Set task: Extract every entry word for word.

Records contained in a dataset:
- - - -
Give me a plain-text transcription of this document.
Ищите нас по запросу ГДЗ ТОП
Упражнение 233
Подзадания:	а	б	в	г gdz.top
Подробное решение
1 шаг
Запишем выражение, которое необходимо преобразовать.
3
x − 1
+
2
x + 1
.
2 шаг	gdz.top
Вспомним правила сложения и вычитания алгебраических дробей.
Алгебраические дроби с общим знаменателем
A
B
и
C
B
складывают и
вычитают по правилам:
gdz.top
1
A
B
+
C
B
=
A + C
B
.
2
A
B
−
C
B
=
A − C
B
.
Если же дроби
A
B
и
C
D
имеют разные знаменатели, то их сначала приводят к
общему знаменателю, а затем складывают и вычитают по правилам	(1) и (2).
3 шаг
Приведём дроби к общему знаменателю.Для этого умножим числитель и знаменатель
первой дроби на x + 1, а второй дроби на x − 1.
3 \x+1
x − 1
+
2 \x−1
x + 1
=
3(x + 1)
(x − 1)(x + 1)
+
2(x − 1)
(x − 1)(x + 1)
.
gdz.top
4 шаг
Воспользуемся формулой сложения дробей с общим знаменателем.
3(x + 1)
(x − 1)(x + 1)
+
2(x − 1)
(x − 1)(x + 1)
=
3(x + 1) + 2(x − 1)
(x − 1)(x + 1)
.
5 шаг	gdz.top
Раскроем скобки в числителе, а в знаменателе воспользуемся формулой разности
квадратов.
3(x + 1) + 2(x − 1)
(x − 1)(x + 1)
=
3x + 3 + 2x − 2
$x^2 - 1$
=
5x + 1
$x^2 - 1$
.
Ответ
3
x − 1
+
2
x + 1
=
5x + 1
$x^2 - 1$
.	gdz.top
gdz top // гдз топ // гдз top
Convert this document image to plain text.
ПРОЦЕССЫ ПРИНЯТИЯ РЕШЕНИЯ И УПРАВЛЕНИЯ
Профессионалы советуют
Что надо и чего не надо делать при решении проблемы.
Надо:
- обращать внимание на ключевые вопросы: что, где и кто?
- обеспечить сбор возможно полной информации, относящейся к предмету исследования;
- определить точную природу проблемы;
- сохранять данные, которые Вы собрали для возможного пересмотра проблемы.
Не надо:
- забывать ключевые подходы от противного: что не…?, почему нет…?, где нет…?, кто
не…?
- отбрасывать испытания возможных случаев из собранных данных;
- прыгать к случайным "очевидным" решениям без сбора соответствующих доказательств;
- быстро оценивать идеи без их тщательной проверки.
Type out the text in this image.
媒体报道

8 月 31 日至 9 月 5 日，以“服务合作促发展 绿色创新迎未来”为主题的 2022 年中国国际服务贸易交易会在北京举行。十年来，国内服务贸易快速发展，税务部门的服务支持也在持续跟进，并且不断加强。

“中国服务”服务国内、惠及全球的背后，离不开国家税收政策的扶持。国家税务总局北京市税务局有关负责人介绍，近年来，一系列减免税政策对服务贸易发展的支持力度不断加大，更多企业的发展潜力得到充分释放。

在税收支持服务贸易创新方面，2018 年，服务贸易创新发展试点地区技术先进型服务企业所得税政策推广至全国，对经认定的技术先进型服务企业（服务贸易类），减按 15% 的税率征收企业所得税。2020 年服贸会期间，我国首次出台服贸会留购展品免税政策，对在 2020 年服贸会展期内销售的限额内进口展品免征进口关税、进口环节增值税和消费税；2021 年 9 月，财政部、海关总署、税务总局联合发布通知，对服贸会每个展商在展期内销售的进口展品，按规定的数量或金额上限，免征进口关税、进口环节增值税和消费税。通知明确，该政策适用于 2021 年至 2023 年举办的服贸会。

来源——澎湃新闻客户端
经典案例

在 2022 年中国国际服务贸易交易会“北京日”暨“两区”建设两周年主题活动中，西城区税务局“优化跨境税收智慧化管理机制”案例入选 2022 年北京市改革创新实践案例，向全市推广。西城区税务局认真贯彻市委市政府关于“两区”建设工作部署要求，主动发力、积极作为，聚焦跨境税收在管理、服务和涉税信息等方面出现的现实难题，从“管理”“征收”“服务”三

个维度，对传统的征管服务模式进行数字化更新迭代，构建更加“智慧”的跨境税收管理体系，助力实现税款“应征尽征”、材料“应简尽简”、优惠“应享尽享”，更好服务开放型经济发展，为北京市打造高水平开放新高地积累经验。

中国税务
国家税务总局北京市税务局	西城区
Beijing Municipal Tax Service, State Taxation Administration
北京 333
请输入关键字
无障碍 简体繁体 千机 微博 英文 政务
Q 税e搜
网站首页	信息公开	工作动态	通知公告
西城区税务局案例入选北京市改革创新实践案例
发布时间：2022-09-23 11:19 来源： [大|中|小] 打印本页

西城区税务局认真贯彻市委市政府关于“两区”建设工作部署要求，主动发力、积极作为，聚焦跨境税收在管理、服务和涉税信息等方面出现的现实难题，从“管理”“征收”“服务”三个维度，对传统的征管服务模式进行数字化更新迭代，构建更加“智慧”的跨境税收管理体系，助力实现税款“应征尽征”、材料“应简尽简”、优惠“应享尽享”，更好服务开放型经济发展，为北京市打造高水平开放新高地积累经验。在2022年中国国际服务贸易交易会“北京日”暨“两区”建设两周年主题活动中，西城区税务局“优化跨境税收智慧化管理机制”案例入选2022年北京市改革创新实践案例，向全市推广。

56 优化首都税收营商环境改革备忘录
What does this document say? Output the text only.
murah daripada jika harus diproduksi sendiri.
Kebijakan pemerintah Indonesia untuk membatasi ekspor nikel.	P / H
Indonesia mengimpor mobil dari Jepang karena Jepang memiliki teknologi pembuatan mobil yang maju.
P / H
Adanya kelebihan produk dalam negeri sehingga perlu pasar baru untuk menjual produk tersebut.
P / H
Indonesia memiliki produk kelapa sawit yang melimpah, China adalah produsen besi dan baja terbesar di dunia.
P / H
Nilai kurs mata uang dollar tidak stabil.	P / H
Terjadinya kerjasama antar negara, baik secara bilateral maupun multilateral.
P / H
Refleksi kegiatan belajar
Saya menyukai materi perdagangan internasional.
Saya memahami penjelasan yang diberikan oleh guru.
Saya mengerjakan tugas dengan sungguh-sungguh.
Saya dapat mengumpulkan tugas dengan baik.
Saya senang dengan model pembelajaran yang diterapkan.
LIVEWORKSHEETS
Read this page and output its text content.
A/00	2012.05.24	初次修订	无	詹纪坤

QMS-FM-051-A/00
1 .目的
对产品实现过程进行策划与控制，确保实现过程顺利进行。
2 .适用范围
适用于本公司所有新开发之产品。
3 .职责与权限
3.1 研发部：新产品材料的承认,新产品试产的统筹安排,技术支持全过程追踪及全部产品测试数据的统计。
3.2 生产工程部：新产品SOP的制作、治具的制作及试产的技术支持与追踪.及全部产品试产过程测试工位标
- - - -
Result of this task:
Give me a plain-text transcription of this document.
Ищите нас по запросу ГДЗ ТОП
Упражнение 233
Подзадания:	а	б	в	г gdz.top
Подробное решение
1 шаг
Запишем выражение, которое необходимо преобразовать.
3
x − 1
+
2
x + 1
.
2 шаг	gdz.top
Вспомним правила сложения и вычитания алгебраических дробей.
Алгебраические дроби с общим знаменателем
A
B
и
C
B
складывают и
вычитают по правилам:
gdz.top
1
A
B
+
C
B
=
A + C
B
.
2
A
B
−
C
B
=
A − C
B
.
Если же дроби
A
B
и
C
D
имеют разные знаменатели, то их сначала приводят к
общему знаменателю, а затем складывают и вычитают по правилам	(1) и (2).
3 шаг
Приведём дроби к общему знаменателю.Для этого умножим числитель и знаменатель
первой дроби на x + 1, а второй дроби на x − 1.
3 \x+1
x − 1
+
2 \x−1
x + 1
=
3(x + 1)
(x − 1)(x + 1)
+
2(x − 1)
(x − 1)(x + 1)
.
gdz.top
4 шаг
Воспользуемся формулой сложения дробей с общим знаменателем.
3(x + 1)
(x − 1)(x + 1)
+
2(x − 1)
(x − 1)(x + 1)
=
3(x + 1) + 2(x − 1)
(x − 1)(x + 1)
.
5 шаг	gdz.top
Раскроем скобки в числителе, а в знаменателе воспользуемся формулой разности
квадратов.
3(x + 1) + 2(x − 1)
(x − 1)(x + 1)
=
3x + 3 + 2x − 2
$x^2 - 1$
=
5x + 1
$x^2 - 1$
.
Ответ
3
x − 1
+
2
x + 1
=
5x + 1
$x^2 - 1$
.	gdz.top
gdz top // гдз топ // гдз top
Convert this document image to plain text.
ПРОЦЕССЫ ПРИНЯТИЯ РЕШЕНИЯ И УПРАВЛЕНИЯ
Профессионалы советуют
Что надо и чего не надо делать при решении проблемы.
Надо:
- обращать внимание на ключевые вопросы: что, где и кто?
- обеспечить сбор возможно полной информации, относящейся к предмету исследования;
- определить точную природу проблемы;
- сохранять данные, которые Вы собрали для возможного пересмотра проблемы.
Не надо:
- забывать ключевые подходы от противного: что не…?, почему нет…?, где нет…?, кто
не…?
- отбрасывать испытания возможных случаев из собранных данных;
- прыгать к случайным "очевидным" решениям без сбора соответствующих доказательств;
- быстро оценивать идеи без их тщательной проверки.
Type out the text in this image.
媒体报道

8 月 31 日至 9 月 5 日，以“服务合作促发展 绿色创新迎未来”为主题的 2022 年中国国际服务贸易交易会在北京举行。十年来，国内服务贸易快速发展，税务部门的服务支持也在持续跟进，并且不断加强。

“中国服务”服务国内、惠及全球的背后，离不开国家税收政策的扶持。国家税务总局北京市税务局有关负责人介绍，近年来，一系列减免税政策对服务贸易发展的支持力度不断加大，更多企业的发展潜力得到充分释放。

在税收支持服务贸易创新方面，2018 年，服务贸易创新发展试点地区技术先进型服务企业所得税政策推广至全国，对经认定的技术先进型服务企业（服务贸易类），减按 15% 的税率征收企业所得税。2020 年服贸会期间，我国首次出台服贸会留购展品免税政策，对在 2020 年服贸会展期内销售的限额内进口展品免征进口关税、进口环节增值税和消费税；2021 年 9 月，财政部、海关总署、税务总局联合发布通知，对服贸会每个展商在展期内销售的进口展品，按规定的数量或金额上限，免征进口关税、进口环节增值税和消费税。通知明确，该政策适用于 2021 年至 2023 年举办的服贸会。

来源——澎湃新闻客户端
经典案例

在 2022 年中国国际服务贸易交易会“北京日”暨“两区”建设两周年主题活动中，西城区税务局“优化跨境税收智慧化管理机制”案例入选 2022 年北京市改革创新实践案例，向全市推广。西城区税务局认真贯彻市委市政府关于“两区”建设工作部署要求，主动发力、积极作为，聚焦跨境税收在管理、服务和涉税信息等方面出现的现实难题，从“管理”“征收”“服务”三

个维度，对传统的征管服务模式进行数字化更新迭代，构建更加“智慧”的跨境税收管理体系，助力实现税款“应征尽征”、材料“应简尽简”、优惠“应享尽享”，更好服务开放型经济发展，为北京市打造高水平开放新高地积累经验。

中国税务
国家税务总局北京市税务局	西城区
Beijing Municipal Tax Service, State Taxation Administration
北京 333
请输入关键字
无障碍 简体繁体 千机 微博 英文 政务
Q 税e搜
网站首页	信息公开	工作动态	通知公告
西城区税务局案例入选北京市改革创新实践案例
发布时间：2022-09-23 11:19 来源： [大|中|小] 打印本页

西城区税务局认真贯彻市委市政府关于“两区”建设工作部署要求，主动发力、积极作为，聚焦跨境税收在管理、服务和涉税信息等方面出现的现实难题，从“管理”“征收”“服务”三个维度，对传统的征管服务模式进行数字化更新迭代，构建更加“智慧”的跨境税收管理体系，助力实现税款“应征尽征”、材料“应简尽简”、优惠“应享尽享”，更好服务开放型经济发展，为北京市打造高水平开放新高地积累经验。在2022年中国国际服务贸易交易会“北京日”暨“两区”建设两周年主题活动中，西城区税务局“优化跨境税收智慧化管理机制”案例入选2022年北京市改革创新实践案例，向全市推广。

56 优化首都税收营商环境改革备忘录
What does this document say? Output the text only.
murah daripada jika harus diproduksi sendiri.
Kebijakan pemerintah Indonesia untuk membatasi ekspor nikel.	P / H
Indonesia mengimpor mobil dari Jepang karena Jepang memiliki teknologi pembuatan mobil yang maju.
P / H
Adanya kelebihan produk dalam negeri sehingga perlu pasar baru untuk menjual produk tersebut.
P / H
Indonesia memiliki produk kelapa sawit yang melimpah, China adalah produsen besi dan baja terbesar di dunia.
P / H
Nilai kurs mata uang dollar tidak stabil.	P / H
Terjadinya kerjasama antar negara, baik secara bilateral maupun multilateral.
P / H
Refleksi kegiatan belajar
Saya menyukai materi perdagangan internasional.
Saya memahami penjelasan yang diberikan oleh guru.
Saya mengerjakan tugas dengan sungguh-sungguh.
Saya dapat mengumpulkan tugas dengan baik.
Saya senang dengan model pembelajaran yang diterapkan.
LIVEWORKSHEETS
Read this page and output its text content.
A/00	2012.05.24	初次修订	无	詹纪坤

QMS-FM-051-A/00
1 .目的
对产品实现过程进行策划与控制，确保实现过程顺利进行。
2 .适用范围
适用于本公司所有新开发之产品。
3 .职责与权限
3.1 研发部：新产品材料的承认,新产品试产的统筹安排,技术支持全过程追踪及全部产品测试数据的统计。
3.2 生产工程部：新产品SOP的制作、治具的制作及试产的技术支持与追踪.及全部产品试产过程测试工位标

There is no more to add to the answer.